-- START --

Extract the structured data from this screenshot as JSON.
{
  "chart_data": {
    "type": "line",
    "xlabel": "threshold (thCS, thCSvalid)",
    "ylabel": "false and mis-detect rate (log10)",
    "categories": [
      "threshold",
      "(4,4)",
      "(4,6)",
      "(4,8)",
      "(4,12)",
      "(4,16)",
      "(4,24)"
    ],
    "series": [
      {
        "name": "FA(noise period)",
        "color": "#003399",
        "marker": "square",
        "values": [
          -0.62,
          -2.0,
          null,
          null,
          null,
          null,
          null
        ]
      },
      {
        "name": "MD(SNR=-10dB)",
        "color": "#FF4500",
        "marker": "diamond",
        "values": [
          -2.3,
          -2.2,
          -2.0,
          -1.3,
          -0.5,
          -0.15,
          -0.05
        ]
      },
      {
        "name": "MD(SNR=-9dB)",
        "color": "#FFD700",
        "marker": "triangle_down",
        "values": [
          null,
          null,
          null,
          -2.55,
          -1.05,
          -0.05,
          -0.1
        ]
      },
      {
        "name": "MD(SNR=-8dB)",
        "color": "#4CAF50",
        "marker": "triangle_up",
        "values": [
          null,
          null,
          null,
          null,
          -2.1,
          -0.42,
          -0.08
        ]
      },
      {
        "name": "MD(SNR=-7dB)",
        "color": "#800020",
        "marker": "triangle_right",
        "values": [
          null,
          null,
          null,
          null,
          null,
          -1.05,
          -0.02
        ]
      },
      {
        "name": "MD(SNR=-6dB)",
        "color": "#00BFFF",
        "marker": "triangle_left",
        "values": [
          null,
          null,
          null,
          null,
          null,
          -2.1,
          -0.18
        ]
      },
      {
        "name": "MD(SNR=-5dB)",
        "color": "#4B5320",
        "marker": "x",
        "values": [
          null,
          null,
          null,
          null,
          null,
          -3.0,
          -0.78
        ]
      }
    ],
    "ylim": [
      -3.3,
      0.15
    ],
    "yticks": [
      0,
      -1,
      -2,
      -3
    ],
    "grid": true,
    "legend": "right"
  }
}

-- END --

Copy each line of the listing in which the word "marker" can be found.

• _WRITTEN SOLUTION_:
        "marker": "square",
        "marker": "diamond",
        "marker": "triangle_down",
        "marker": "triangle_up",
        "marker": "triangle_right",
        "marker": "triangle_left",
        "marker": "x",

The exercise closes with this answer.